Description of the task:
Each entry below must be repeated word for word.

Data extract:
● ● ● ●

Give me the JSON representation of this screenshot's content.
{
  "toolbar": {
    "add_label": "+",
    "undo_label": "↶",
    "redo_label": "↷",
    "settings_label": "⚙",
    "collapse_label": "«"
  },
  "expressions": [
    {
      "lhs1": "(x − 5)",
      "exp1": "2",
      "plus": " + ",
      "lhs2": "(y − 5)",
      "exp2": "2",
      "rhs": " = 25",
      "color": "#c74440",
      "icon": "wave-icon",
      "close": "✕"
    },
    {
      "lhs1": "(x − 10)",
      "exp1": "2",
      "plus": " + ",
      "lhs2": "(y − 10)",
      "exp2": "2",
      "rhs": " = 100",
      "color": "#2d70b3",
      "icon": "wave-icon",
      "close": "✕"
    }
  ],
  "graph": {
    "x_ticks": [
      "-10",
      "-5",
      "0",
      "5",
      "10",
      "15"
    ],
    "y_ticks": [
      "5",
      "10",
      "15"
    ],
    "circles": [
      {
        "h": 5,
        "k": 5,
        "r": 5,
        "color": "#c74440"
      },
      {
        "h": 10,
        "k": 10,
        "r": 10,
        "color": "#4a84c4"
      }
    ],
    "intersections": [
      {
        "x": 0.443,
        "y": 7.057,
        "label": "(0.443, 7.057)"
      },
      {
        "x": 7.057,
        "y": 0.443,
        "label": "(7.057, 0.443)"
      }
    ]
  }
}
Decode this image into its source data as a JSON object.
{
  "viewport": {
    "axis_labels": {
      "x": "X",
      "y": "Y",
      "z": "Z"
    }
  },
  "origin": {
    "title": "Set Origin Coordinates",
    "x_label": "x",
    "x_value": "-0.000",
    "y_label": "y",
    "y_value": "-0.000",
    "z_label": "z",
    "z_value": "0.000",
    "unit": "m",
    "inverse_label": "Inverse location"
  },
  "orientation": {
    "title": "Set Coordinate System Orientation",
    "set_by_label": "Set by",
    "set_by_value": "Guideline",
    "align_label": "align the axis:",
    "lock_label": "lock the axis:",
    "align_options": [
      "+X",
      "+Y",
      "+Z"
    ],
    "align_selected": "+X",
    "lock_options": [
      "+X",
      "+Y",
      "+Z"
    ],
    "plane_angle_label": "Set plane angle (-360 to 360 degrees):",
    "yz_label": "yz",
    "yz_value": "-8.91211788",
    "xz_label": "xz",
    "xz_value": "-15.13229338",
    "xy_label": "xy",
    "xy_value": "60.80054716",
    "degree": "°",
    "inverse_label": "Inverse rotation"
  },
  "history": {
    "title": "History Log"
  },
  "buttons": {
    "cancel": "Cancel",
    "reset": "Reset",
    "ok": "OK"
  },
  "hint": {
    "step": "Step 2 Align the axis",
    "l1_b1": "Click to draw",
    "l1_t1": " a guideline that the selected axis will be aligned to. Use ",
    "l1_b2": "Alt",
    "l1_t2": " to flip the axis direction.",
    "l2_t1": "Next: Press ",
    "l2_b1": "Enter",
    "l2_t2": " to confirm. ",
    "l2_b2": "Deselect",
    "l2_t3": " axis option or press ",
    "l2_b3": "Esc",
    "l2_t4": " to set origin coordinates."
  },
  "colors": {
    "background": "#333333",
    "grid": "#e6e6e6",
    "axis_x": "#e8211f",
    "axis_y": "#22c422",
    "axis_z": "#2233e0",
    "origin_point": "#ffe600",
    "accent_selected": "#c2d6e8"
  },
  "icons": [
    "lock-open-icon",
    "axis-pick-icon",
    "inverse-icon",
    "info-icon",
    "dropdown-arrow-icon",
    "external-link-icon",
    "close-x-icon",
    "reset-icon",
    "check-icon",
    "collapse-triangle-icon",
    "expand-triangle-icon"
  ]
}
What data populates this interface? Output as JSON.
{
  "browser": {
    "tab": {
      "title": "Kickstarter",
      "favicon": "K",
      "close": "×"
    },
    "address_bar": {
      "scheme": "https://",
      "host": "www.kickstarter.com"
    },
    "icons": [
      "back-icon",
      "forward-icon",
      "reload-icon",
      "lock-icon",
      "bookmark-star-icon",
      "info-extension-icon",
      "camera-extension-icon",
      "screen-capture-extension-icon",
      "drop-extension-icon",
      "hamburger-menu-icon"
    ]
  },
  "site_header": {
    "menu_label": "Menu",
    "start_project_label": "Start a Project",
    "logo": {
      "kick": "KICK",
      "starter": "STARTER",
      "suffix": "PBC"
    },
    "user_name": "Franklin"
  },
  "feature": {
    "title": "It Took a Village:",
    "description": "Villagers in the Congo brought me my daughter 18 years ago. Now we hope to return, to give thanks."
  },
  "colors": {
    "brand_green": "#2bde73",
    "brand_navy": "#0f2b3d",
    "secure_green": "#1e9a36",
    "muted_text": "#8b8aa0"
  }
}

● ● ● ●

The result:
Give me the JSON representation of this screenshot's content.
{
  "toolbar": {
    "add_label": "+",
    "undo_label": "↶",
    "redo_label": "↷",
    "settings_label": "⚙",
    "collapse_label": "«"
  },
  "expressions": [
    {
      "lhs1": "(x − 5)",
      "exp1": "2",
      "plus": " + ",
      "lhs2": "(y − 5)",
      "exp2": "2",
      "rhs": " = 25",
      "color": "#c74440",
      "icon": "wave-icon",
      "close": "✕"
    },
    {
      "lhs1": "(x − 10)",
      "exp1": "2",
      "plus": " + ",
      "lhs2": "(y − 10)",
      "exp2": "2",
      "rhs": " = 100",
      "color": "#2d70b3",
      "icon": "wave-icon",
      "close": "✕"
    }
  ],
  "graph": {
    "x_ticks": [
      "-10",
      "-5",
      "0",
      "5",
      "10",
      "15"
    ],
    "y_ticks": [
      "5",
      "10",
      "15"
    ],
    "circles": [
      {
        "h": 5,
        "k": 5,
        "r": 5,
        "color": "#c74440"
      },
      {
        "h": 10,
        "k": 10,
        "r": 10,
        "color": "#4a84c4"
      }
    ],
    "intersections": [
      {
        "x": 0.443,
        "y": 7.057,
        "label": "(0.443, 7.057)"
      },
      {
        "x": 7.057,
        "y": 0.443,
        "label": "(7.057, 0.443)"
      }
    ]
  }
}
Decode this image into its source data as a JSON object.
{
  "viewport": {
    "axis_labels": {
      "x": "X",
      "y": "Y",
      "z": "Z"
    }
  },
  "origin": {
    "title": "Set Origin Coordinates",
    "x_label": "x",
    "x_value": "-0.000",
    "y_label": "y",
    "y_value": "-0.000",
    "z_label": "z",
    "z_value": "0.000",
    "unit": "m",
    "inverse_label": "Inverse location"
  },
  "orientation": {
    "title": "Set Coordinate System Orientation",
    "set_by_label": "Set by",
    "set_by_value": "Guideline",
    "align_label": "align the axis:",
    "lock_label": "lock the axis:",
    "align_options": [
      "+X",
      "+Y",
      "+Z"
    ],
    "align_selected": "+X",
    "lock_options": [
      "+X",
      "+Y",
      "+Z"
    ],
    "plane_angle_label": "Set plane angle (-360 to 360 degrees):",
    "yz_label": "yz",
    "yz_value": "-8.91211788",
    "xz_label": "xz",
    "xz_value": "-15.13229338",
    "xy_label": "xy",
    "xy_value": "60.80054716",
    "degree": "°",
    "inverse_label": "Inverse rotation"
  },
  "history": {
    "title": "History Log"
  },
  "buttons": {
    "cancel": "Cancel",
    "reset": "Reset",
    "ok": "OK"
  },
  "hint": {
    "step": "Step 2 Align the axis",
    "l1_b1": "Click to draw",
    "l1_t1": " a guideline that the selected axis will be aligned to. Use ",
    "l1_b2": "Alt",
    "l1_t2": " to flip the axis direction.",
    "l2_t1": "Next: Press ",
    "l2_b1": "Enter",
    "l2_t2": " to confirm. ",
    "l2_b2": "Deselect",
    "l2_t3": " axis option or press ",
    "l2_b3": "Esc",
    "l2_t4": " to set origin coordinates."
  },
  "colors": {
    "background": "#333333",
    "grid": "#e6e6e6",
    "axis_x": "#e8211f",
    "axis_y": "#22c422",
    "axis_z": "#2233e0",
    "origin_point": "#ffe600",
    "accent_selected": "#c2d6e8"
  },
  "icons": [
    "lock-open-icon",
    "axis-pick-icon",
    "inverse-icon",
    "info-icon",
    "dropdown-arrow-icon",
    "external-link-icon",
    "close-x-icon",
    "reset-icon",
    "check-icon",
    "collapse-triangle-icon",
    "expand-triangle-icon"
  ]
}
What data populates this interface? Output as JSON.
{
  "browser": {
    "tab": {
      "title": "Kickstarter",
      "favicon": "K",
      "close": "×"
    },
    "address_bar": {
      "scheme": "https://",
      "host": "www.kickstarter.com"
    },
    "icons": [
      "back-icon",
      "forward-icon",
      "reload-icon",
      "lock-icon",
      "bookmark-star-icon",
      "info-extension-icon",
      "camera-extension-icon",
      "screen-capture-extension-icon",
      "drop-extension-icon",
      "hamburger-menu-icon"
    ]
  },
  "site_header": {
    "menu_label": "Menu",
    "start_project_label": "Start a Project",
    "logo": {
      "kick": "KICK",
      "starter": "STARTER",
      "suffix": "PBC"
    },
    "user_name": "Franklin"
  },
  "feature": {
    "title": "It Took a Village:",
    "description": "Villagers in the Congo brought me my daughter 18 years ago. Now we hope to return, to give thanks."
  },
  "colors": {
    "brand_green": "#2bde73",
    "brand_navy": "#0f2b3d",
    "secure_green": "#1e9a36",
    "muted_text": "#8b8aa0"
  }
}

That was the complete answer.